**Source passage:**
----------
The concern isn't the tool — it's the quality of contributions. Fedora addressed this by holding contributors accountable, not by banning tools.

2. Bans Create Perverse Incentives

Wheeler also noted that without clear standards, "a contributor might be harassed by project members for their use of AI." Blanket bans don't prevent AI use — they just drive it underground and punish honest disclosure.

3. Living Documents Beat Permanent Edicts

Fedora explicitly framed their policy as "a living document, reflecting our commitment to learning and adapting as this technology evolves." The Council "fully expects this policy to need to be updated over time." This acknowledges uncertainty without using it as an excuse for prohibition.

Compare this to Gentoo's proclamation that AI concerns are "unlikely to be resolved in the near future" — a justification for permanent restriction based on predicted stagnation.

4. Diverse Voices Prevent Echo Chambers

Fedora's discussion included:

  • Council members and regular contributors
  • Supporters and skeptics of AI
  • Technical concerns and governance concerns
  • In-person discussion (Flock) and asynchronous debate (forums)

QEMU had seven virtualization engineers from mostly the same company. NetBSD had no public discussion at all. Fedora had an actual community process.

5. Avoided Claims Requiring Expertise They Lacked

To be clear: Fedora's discussion also lacked explicit AI/ML researchers or copyright lawyers. But here's the crucial difference: Fedora's policy doesn't make claims that require such expertise.

Compare the approaches:

  • QEMU asserted: DCO compliance is "not credible" for AI code — a legal conclusion made by engineers
  • Gentoo claimed: AI reproduces training data — a technical assertion about how LLMs work
  • Fedora stated: Contributors are responsible for their contributions — a governance principle requiring no special expertise

By focusing on behavior rather than technical or legal judgments, Fedora avoided making claims they couldn't substantiate. They didn't assert AI code is legally problematic; they said contributors must take responsibility regardless of how code was created.

Comparison: Governance Approaches

Project Process Expert Input Outcome
Gentoo RFC with author voting ML engineer ignored Full ban
NetBSD Silent commit None sought Effective ban
QEMU Mailing list (engineers only) None (made legal claims anyway) Full ban
Debian Open proposal + debate N/A (no ban to justify) No ban
Fedora Survey + conference + formal review None (but avoided claims needing it) Allow with disclosure

Time alone doesn't guarantee good outcomes — QEMU took 18 months and still produced a ban. But Fedora combined time with structured community engagement: surveys, conferences, formal review periods, and transparent voting.
----------
**Recorded data:**
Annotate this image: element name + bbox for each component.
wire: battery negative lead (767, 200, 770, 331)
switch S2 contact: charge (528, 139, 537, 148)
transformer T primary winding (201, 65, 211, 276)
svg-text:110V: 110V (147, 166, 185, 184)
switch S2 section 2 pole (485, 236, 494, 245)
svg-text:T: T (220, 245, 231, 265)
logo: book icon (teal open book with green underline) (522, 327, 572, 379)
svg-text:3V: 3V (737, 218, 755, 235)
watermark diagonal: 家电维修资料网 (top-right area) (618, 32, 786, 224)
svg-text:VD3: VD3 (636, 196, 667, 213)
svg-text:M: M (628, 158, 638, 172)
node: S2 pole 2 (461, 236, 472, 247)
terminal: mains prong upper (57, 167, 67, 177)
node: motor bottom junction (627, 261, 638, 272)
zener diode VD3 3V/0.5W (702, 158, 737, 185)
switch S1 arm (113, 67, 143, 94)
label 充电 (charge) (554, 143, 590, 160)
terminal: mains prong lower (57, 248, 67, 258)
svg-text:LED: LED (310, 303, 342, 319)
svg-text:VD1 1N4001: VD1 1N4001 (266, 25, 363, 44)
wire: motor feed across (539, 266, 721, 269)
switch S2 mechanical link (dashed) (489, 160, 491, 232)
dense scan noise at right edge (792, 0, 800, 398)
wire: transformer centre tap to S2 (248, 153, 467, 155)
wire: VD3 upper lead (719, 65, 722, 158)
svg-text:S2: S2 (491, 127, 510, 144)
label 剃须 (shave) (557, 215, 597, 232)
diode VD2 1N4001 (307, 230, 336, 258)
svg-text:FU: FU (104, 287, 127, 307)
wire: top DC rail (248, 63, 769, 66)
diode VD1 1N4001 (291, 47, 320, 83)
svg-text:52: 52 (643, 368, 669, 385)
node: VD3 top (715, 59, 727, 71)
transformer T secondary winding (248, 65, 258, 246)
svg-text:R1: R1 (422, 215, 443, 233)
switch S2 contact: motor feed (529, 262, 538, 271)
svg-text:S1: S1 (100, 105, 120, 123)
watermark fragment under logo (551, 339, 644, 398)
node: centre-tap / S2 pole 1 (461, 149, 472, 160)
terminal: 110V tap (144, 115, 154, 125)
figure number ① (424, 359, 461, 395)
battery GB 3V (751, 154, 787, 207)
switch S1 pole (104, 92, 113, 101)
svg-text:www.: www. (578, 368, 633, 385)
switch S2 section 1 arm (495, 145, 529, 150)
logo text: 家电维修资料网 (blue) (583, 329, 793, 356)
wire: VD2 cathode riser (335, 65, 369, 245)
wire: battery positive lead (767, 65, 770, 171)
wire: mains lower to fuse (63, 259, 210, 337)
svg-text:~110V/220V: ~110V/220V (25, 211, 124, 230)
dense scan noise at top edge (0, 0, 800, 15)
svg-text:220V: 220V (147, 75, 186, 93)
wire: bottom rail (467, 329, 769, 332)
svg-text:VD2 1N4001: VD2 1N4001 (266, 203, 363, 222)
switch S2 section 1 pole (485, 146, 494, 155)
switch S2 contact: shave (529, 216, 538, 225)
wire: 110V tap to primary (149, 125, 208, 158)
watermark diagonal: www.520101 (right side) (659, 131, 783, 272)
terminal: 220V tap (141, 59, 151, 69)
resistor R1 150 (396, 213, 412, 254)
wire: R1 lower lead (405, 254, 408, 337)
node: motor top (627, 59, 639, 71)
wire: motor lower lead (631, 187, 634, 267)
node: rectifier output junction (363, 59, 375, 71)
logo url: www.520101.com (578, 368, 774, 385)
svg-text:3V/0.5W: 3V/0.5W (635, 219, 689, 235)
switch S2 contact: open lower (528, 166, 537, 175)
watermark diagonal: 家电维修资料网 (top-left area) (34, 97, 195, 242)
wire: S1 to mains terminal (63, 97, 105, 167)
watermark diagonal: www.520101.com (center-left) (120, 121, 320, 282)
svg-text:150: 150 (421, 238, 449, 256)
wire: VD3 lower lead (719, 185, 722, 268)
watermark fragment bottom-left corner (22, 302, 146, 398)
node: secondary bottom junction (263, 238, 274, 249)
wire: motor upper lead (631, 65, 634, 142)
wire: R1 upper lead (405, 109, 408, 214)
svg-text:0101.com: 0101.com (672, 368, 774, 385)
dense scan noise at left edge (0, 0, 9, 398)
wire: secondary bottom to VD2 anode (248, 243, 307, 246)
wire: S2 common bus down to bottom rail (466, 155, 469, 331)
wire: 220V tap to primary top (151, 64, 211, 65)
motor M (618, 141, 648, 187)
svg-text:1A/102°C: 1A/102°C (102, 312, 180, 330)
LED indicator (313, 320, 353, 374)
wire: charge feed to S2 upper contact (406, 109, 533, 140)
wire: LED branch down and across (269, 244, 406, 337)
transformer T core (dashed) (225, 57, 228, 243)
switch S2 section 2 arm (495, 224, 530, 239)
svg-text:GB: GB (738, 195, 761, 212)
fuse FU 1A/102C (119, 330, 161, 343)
----------
**What to work on:**
1 > From the governance comparison table in the passage on open-source AI contribution policies, list every project along with the outcome the table gives for it.
2 > Answer these questions from the passage on open-source AI contribution policies:
(a) How many virtualization engineers took part in QEMU's discussion?
(b) What kind of document did Fedora explicitly frame its policy as?
(c) How long did QEMU take before producing its ban?
3 > Continue the passage on open-source AI contribution policies, starting after its final sentence.
The items are separate material and have nothing to do with the passage on open-source AI contribution policies.

**Per-task answers:**
1 >
- Gentoo: Full ban
- NetBSD: Effective ban
- QEMU: Full ban
- Debian: No ban
- Fedora: Allow with disclosure

2 >
(a) Seven.
(b) A living document.
(c) 18 months.

3 >
The Takeaway

Fedora's AI policy isn't perfect. Critics raised valid concerns about enforcement and liability that remain partially unresolved. And notably, their discussion also lacked AI/ML researchers or IP lawyers. But it's vastly better than the alternatives we've seen.

What Fedora got right:

  • Gathered evidence first: Survey data, not assumptions, drove the process
  • Invited diverse input: Multiple venues, multiple perspectives
  • Focused on behavior: Accountability and quality, not tool prohibition
  • Stayed in their lane: Didn't make legal or technical claims they couldn't substantiate
  • Acknowledged uncertainty: Living document, not permanent edict
  • Respected contributors: Trusted them to act responsibly with clear guidelines

The result is a policy that addresses legitimate concerns — quality, disclosure, governance bias — without throwing the baby out with the bathwater.

Editorial: Governance Is a Skill

Fedora's success isn't accidental. It reflects a mature governance culture that treats policy-making as a skill requiring deliberation, diverse input, and humility about uncertainty.

The projects that banned AI share a common flaw: they let small groups of similar people make sweeping decisions without seeking expertise they lacked. NetBSD's core team, Gentoo's council, QEMU's mailing list regulars — all competent in their domains, all out of their depth on AI policy.

Fedora asked: "What do our contributors actually think?" They held conferences, ran surveys, published drafts, and invited critique. They treated AI policy as a governance challenge, not a technical one.

The difference in outcomes speaks for itself.